#### Objective:
Print the listing in its entirety and exactly, leaving out images.

(Stored dataset items)
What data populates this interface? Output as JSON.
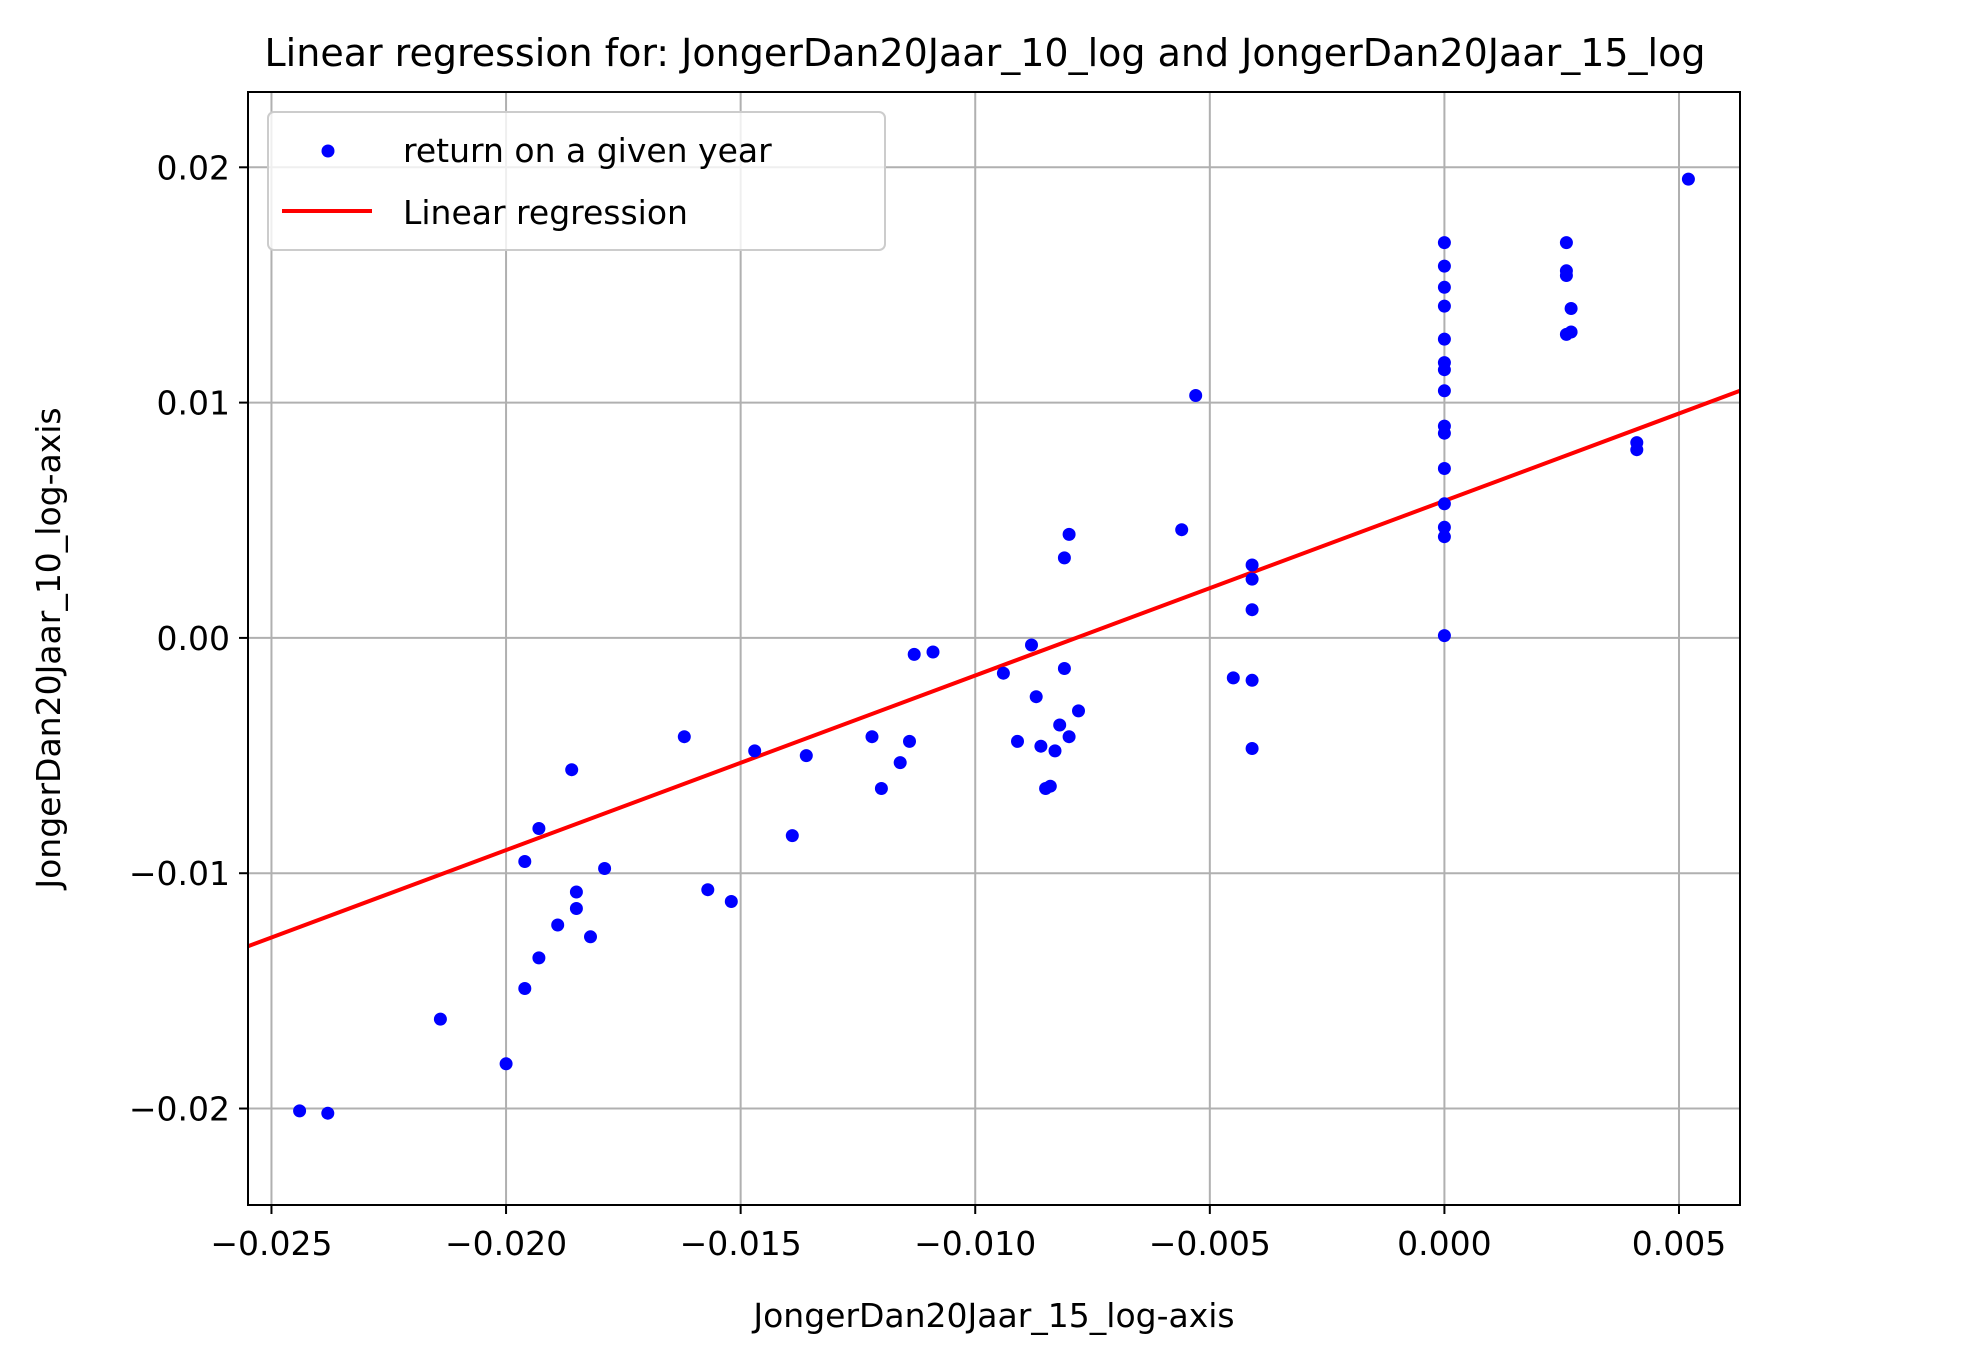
{
  "chart_data": {
    "type": "scatter",
    "title": "Linear regression for: JongerDan20Jaar_10_log and JongerDan20Jaar_15_log",
    "xlabel": "JongerDan20Jaar_15_log-axis",
    "ylabel": "JongerDan20Jaar_10_log-axis",
    "xlim": [
      -0.0255,
      0.0063
    ],
    "ylim": [
      -0.0241,
      0.0232
    ],
    "xticks": [
      -0.025,
      -0.02,
      -0.015,
      -0.01,
      -0.005,
      0.0,
      0.005
    ],
    "xtick_labels": [
      "−0.025",
      "−0.020",
      "−0.015",
      "−0.010",
      "−0.005",
      "0.000",
      "0.005"
    ],
    "yticks": [
      -0.02,
      -0.01,
      0.0,
      0.01,
      0.02
    ],
    "ytick_labels": [
      "−0.02",
      "−0.01",
      "0.00",
      "0.01",
      "0.02"
    ],
    "grid": true,
    "legend_position": "top-left",
    "legend": [
      "return on a given year",
      "Linear regression"
    ],
    "series": [
      {
        "name": "return on a given year",
        "kind": "scatter",
        "color": "#0000ff",
        "points": [
          [
            -0.0244,
            -0.0201
          ],
          [
            -0.0238,
            -0.0202
          ],
          [
            -0.0214,
            -0.0162
          ],
          [
            -0.02,
            -0.0181
          ],
          [
            -0.0196,
            -0.0095
          ],
          [
            -0.0196,
            -0.0149
          ],
          [
            -0.0193,
            -0.0081
          ],
          [
            -0.0193,
            -0.0136
          ],
          [
            -0.0189,
            -0.0122
          ],
          [
            -0.0186,
            -0.0056
          ],
          [
            -0.0185,
            -0.0108
          ],
          [
            -0.0185,
            -0.0115
          ],
          [
            -0.0182,
            -0.0127
          ],
          [
            -0.0179,
            -0.0098
          ],
          [
            -0.0162,
            -0.0042
          ],
          [
            -0.0157,
            -0.0107
          ],
          [
            -0.0152,
            -0.0112
          ],
          [
            -0.0147,
            -0.0048
          ],
          [
            -0.0139,
            -0.0084
          ],
          [
            -0.0136,
            -0.005
          ],
          [
            -0.0122,
            -0.0042
          ],
          [
            -0.012,
            -0.0064
          ],
          [
            -0.0116,
            -0.0053
          ],
          [
            -0.0114,
            -0.0044
          ],
          [
            -0.0113,
            -0.0007
          ],
          [
            -0.0109,
            -0.0006
          ],
          [
            -0.0094,
            -0.0015
          ],
          [
            -0.0091,
            -0.0044
          ],
          [
            -0.0088,
            -0.0003
          ],
          [
            -0.0087,
            -0.0025
          ],
          [
            -0.0086,
            -0.0046
          ],
          [
            -0.0085,
            -0.0064
          ],
          [
            -0.0084,
            -0.0063
          ],
          [
            -0.0083,
            -0.0048
          ],
          [
            -0.0082,
            -0.0037
          ],
          [
            -0.0081,
            0.0034
          ],
          [
            -0.0081,
            -0.0013
          ],
          [
            -0.008,
            0.0044
          ],
          [
            -0.008,
            -0.0042
          ],
          [
            -0.0078,
            -0.0031
          ],
          [
            -0.0056,
            0.0046
          ],
          [
            -0.0053,
            0.0103
          ],
          [
            -0.0045,
            -0.0017
          ],
          [
            -0.0041,
            -0.0018
          ],
          [
            -0.0041,
            -0.0047
          ],
          [
            -0.0041,
            0.0031
          ],
          [
            -0.0041,
            0.0025
          ],
          [
            -0.0041,
            0.0012
          ],
          [
            0.0,
            0.0168
          ],
          [
            0.0,
            0.0158
          ],
          [
            0.0,
            0.0149
          ],
          [
            0.0,
            0.0141
          ],
          [
            0.0,
            0.0127
          ],
          [
            0.0,
            0.0117
          ],
          [
            0.0,
            0.0114
          ],
          [
            0.0,
            0.0105
          ],
          [
            0.0,
            0.009
          ],
          [
            0.0,
            0.0087
          ],
          [
            0.0,
            0.0072
          ],
          [
            0.0,
            0.0057
          ],
          [
            0.0,
            0.0047
          ],
          [
            0.0,
            0.0043
          ],
          [
            0.0,
            0.0001
          ],
          [
            0.0026,
            0.0168
          ],
          [
            0.0026,
            0.0156
          ],
          [
            0.0026,
            0.0154
          ],
          [
            0.0027,
            0.014
          ],
          [
            0.0026,
            0.0129
          ],
          [
            0.0027,
            0.013
          ],
          [
            0.0041,
            0.0083
          ],
          [
            0.0041,
            0.008
          ],
          [
            0.0052,
            0.0195
          ]
        ]
      },
      {
        "name": "Linear regression",
        "kind": "line",
        "color": "#ff0000",
        "points": [
          [
            -0.0255,
            -0.0131
          ],
          [
            0.0063,
            0.0105
          ]
        ]
      }
    ]
  }
}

#### Task result:
What data populates this interface? Output as JSON.
{
  "chart_data": {
    "type": "scatter",
    "title": "Linear regression for: JongerDan20Jaar_10_log and JongerDan20Jaar_15_log",
    "xlabel": "JongerDan20Jaar_15_log-axis",
    "ylabel": "JongerDan20Jaar_10_log-axis",
    "xlim": [
      -0.0255,
      0.0063
    ],
    "ylim": [
      -0.0241,
      0.0232
    ],
    "xticks": [
      -0.025,
      -0.02,
      -0.015,
      -0.01,
      -0.005,
      0.0,
      0.005
    ],
    "xtick_labels": [
      "−0.025",
      "−0.020",
      "−0.015",
      "−0.010",
      "−0.005",
      "0.000",
      "0.005"
    ],
    "yticks": [
      -0.02,
      -0.01,
      0.0,
      0.01,
      0.02
    ],
    "ytick_labels": [
      "−0.02",
      "−0.01",
      "0.00",
      "0.01",
      "0.02"
    ],
    "grid": true,
    "legend_position": "top-left",
    "legend": [
      "return on a given year",
      "Linear regression"
    ],
    "series": [
      {
        "name": "return on a given year",
        "kind": "scatter",
        "color": "#0000ff",
        "points": [
          [
            -0.0244,
            -0.0201
          ],
          [
            -0.0238,
            -0.0202
          ],
          [
            -0.0214,
            -0.0162
          ],
          [
            -0.02,
            -0.0181
          ],
          [
            -0.0196,
            -0.0095
          ],
          [
            -0.0196,
            -0.0149
          ],
          [
            -0.0193,
            -0.0081
          ],
          [
            -0.0193,
            -0.0136
          ],
          [
            -0.0189,
            -0.0122
          ],
          [
            -0.0186,
            -0.0056
          ],
          [
            -0.0185,
            -0.0108
          ],
          [
            -0.0185,
            -0.0115
          ],
          [
            -0.0182,
            -0.0127
          ],
          [
            -0.0179,
            -0.0098
          ],
          [
            -0.0162,
            -0.0042
          ],
          [
            -0.0157,
            -0.0107
          ],
          [
            -0.0152,
            -0.0112
          ],
          [
            -0.0147,
            -0.0048
          ],
          [
            -0.0139,
            -0.0084
          ],
          [
            -0.0136,
            -0.005
          ],
          [
            -0.0122,
            -0.0042
          ],
          [
            -0.012,
            -0.0064
          ],
          [
            -0.0116,
            -0.0053
          ],
          [
            -0.0114,
            -0.0044
          ],
          [
            -0.0113,
            -0.0007
          ],
          [
            -0.0109,
            -0.0006
          ],
          [
            -0.0094,
            -0.0015
          ],
          [
            -0.0091,
            -0.0044
          ],
          [
            -0.0088,
            -0.0003
          ],
          [
            -0.0087,
            -0.0025
          ],
          [
            -0.0086,
            -0.0046
          ],
          [
            -0.0085,
            -0.0064
          ],
          [
            -0.0084,
            -0.0063
          ],
          [
            -0.0083,
            -0.0048
          ],
          [
            -0.0082,
            -0.0037
          ],
          [
            -0.0081,
            0.0034
          ],
          [
            -0.0081,
            -0.0013
          ],
          [
            -0.008,
            0.0044
          ],
          [
            -0.008,
            -0.0042
          ],
          [
            -0.0078,
            -0.0031
          ],
          [
            -0.0056,
            0.0046
          ],
          [
            -0.0053,
            0.0103
          ],
          [
            -0.0045,
            -0.0017
          ],
          [
            -0.0041,
            -0.0018
          ],
          [
            -0.0041,
            -0.0047
          ],
          [
            -0.0041,
            0.0031
          ],
          [
            -0.0041,
            0.0025
          ],
          [
            -0.0041,
            0.0012
          ],
          [
            0.0,
            0.0168
          ],
          [
            0.0,
            0.0158
          ],
          [
            0.0,
            0.0149
          ],
          [
            0.0,
            0.0141
          ],
          [
            0.0,
            0.0127
          ],
          [
            0.0,
            0.0117
          ],
          [
            0.0,
            0.0114
          ],
          [
            0.0,
            0.0105
          ],
          [
            0.0,
            0.009
          ],
          [
            0.0,
            0.0087
          ],
          [
            0.0,
            0.0072
          ],
          [
            0.0,
            0.0057
          ],
          [
            0.0,
            0.0047
          ],
          [
            0.0,
            0.0043
          ],
          [
            0.0,
            0.0001
          ],
          [
            0.0026,
            0.0168
          ],
          [
            0.0026,
            0.0156
          ],
          [
            0.0026,
            0.0154
          ],
          [
            0.0027,
            0.014
          ],
          [
            0.0026,
            0.0129
          ],
          [
            0.0027,
            0.013
          ],
          [
            0.0041,
            0.0083
          ],
          [
            0.0041,
            0.008
          ],
          [
            0.0052,
            0.0195
          ]
        ]
      },
      {
        "name": "Linear regression",
        "kind": "line",
        "color": "#ff0000",
        "points": [
          [
            -0.0255,
            -0.0131
          ],
          [
            0.0063,
            0.0105
          ]
        ]
      }
    ]
  }
}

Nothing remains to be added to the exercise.